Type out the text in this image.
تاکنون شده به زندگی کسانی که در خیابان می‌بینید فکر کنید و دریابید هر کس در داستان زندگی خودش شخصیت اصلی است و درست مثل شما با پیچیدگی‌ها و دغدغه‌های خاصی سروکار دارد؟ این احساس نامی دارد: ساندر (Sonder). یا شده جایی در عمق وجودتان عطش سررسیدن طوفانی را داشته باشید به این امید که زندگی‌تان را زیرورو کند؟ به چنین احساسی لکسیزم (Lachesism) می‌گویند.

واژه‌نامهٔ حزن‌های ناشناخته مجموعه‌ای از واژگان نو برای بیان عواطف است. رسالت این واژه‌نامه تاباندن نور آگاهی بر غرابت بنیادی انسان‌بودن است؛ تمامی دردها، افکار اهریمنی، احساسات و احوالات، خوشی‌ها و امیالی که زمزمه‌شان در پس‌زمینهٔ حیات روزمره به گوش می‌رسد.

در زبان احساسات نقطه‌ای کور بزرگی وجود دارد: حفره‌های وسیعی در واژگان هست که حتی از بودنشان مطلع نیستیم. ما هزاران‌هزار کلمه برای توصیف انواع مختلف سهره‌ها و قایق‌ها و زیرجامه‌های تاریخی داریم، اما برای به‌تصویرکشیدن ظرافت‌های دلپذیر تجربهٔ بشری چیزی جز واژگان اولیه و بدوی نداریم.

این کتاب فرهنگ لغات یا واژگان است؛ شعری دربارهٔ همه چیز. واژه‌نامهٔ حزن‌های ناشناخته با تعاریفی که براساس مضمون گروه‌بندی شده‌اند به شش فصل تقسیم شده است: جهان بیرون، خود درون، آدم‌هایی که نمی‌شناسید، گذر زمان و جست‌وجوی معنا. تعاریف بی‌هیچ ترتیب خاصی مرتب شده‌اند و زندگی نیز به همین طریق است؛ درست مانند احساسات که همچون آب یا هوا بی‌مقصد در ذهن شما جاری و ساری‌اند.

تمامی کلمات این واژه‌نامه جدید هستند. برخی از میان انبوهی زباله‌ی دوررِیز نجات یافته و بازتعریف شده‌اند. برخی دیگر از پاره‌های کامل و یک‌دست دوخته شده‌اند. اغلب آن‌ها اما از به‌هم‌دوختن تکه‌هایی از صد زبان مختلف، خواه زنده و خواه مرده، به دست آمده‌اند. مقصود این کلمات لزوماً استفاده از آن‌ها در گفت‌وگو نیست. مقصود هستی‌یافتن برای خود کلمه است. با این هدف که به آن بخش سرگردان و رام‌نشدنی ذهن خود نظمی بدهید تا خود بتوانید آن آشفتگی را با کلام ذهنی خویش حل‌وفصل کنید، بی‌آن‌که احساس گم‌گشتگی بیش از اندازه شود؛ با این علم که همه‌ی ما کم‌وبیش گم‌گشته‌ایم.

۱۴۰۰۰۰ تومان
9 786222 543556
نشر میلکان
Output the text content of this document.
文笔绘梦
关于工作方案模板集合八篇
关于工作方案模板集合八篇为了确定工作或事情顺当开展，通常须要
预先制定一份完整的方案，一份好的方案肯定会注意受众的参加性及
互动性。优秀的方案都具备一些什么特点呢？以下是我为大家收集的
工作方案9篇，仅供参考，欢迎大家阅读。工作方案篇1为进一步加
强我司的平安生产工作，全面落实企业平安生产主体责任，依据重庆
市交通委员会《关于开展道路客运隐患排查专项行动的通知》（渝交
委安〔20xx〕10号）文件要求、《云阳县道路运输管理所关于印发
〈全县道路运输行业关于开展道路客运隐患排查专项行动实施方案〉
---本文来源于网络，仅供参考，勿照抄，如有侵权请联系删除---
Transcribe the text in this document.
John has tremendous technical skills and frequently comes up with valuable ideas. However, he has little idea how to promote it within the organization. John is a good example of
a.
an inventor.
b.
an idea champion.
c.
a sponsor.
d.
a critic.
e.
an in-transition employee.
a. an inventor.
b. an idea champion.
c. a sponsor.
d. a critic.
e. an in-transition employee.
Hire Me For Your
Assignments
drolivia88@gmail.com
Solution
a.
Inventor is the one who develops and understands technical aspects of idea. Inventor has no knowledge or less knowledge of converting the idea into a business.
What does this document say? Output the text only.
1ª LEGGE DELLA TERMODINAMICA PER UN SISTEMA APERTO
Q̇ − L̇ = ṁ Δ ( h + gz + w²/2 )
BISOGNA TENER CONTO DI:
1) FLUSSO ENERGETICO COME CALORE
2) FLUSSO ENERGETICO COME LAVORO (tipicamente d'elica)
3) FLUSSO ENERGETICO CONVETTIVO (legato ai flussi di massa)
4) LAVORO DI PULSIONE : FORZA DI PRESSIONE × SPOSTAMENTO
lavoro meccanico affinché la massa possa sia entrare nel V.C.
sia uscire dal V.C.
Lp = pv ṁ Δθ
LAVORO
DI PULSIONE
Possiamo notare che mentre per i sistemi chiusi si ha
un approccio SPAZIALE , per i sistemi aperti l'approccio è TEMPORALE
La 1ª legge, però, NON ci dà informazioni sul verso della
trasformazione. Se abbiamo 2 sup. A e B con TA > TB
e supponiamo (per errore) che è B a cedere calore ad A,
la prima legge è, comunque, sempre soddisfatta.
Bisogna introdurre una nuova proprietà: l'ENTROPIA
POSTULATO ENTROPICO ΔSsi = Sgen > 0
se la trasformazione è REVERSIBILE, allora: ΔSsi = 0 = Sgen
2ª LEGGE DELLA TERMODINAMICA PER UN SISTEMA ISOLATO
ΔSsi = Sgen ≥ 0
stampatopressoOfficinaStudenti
....
PROBLEM TO WORK ON — Exactly as written, give again every line from the one containing "Transcribe the text in this document." through the last line of the material above, and no other lines.

OUTPUT OF THE EXERCISE —
Transcribe the text in this document.
John has tremendous technical skills and frequently comes up with valuable ideas. However, he has little idea how to promote it within the organization. John is a good example of
a.
an inventor.
b.
an idea champion.
c.
a sponsor.
d.
a critic.
e.
an in-transition employee.
a. an inventor.
b. an idea champion.
c. a sponsor.
d. a critic.
e. an in-transition employee.
Hire Me For Your
Assignments
drolivia88@gmail.com
Solution
a.
Inventor is the one who develops and understands technical aspects of idea. Inventor has no knowledge or less knowledge of converting the idea into a business.
What does this document say? Output the text only.
1ª LEGGE DELLA TERMODINAMICA PER UN SISTEMA APERTO
Q̇ − L̇ = ṁ Δ ( h + gz + w²/2 )
BISOGNA TENER CONTO DI:
1) FLUSSO ENERGETICO COME CALORE
2) FLUSSO ENERGETICO COME LAVORO (tipicamente d'elica)
3) FLUSSO ENERGETICO CONVETTIVO (legato ai flussi di massa)
4) LAVORO DI PULSIONE : FORZA DI PRESSIONE × SPOSTAMENTO
lavoro meccanico affinché la massa possa sia entrare nel V.C.
sia uscire dal V.C.
Lp = pv ṁ Δθ
LAVORO
DI PULSIONE
Possiamo notare che mentre per i sistemi chiusi si ha
un approccio SPAZIALE , per i sistemi aperti l'approccio è TEMPORALE
La 1ª legge, però, NON ci dà informazioni sul verso della
trasformazione. Se abbiamo 2 sup. A e B con TA > TB
e supponiamo (per errore) che è B a cedere calore ad A,
la prima legge è, comunque, sempre soddisfatta.
Bisogna introdurre una nuova proprietà: l'ENTROPIA
POSTULATO ENTROPICO ΔSsi = Sgen > 0
se la trasformazione è REVERSIBILE, allora: ΔSsi = 0 = Sgen
2ª LEGGE DELLA TERMODINAMICA PER UN SISTEMA ISOLATO
ΔSsi = Sgen ≥ 0
stampatopressoOfficinaStudenti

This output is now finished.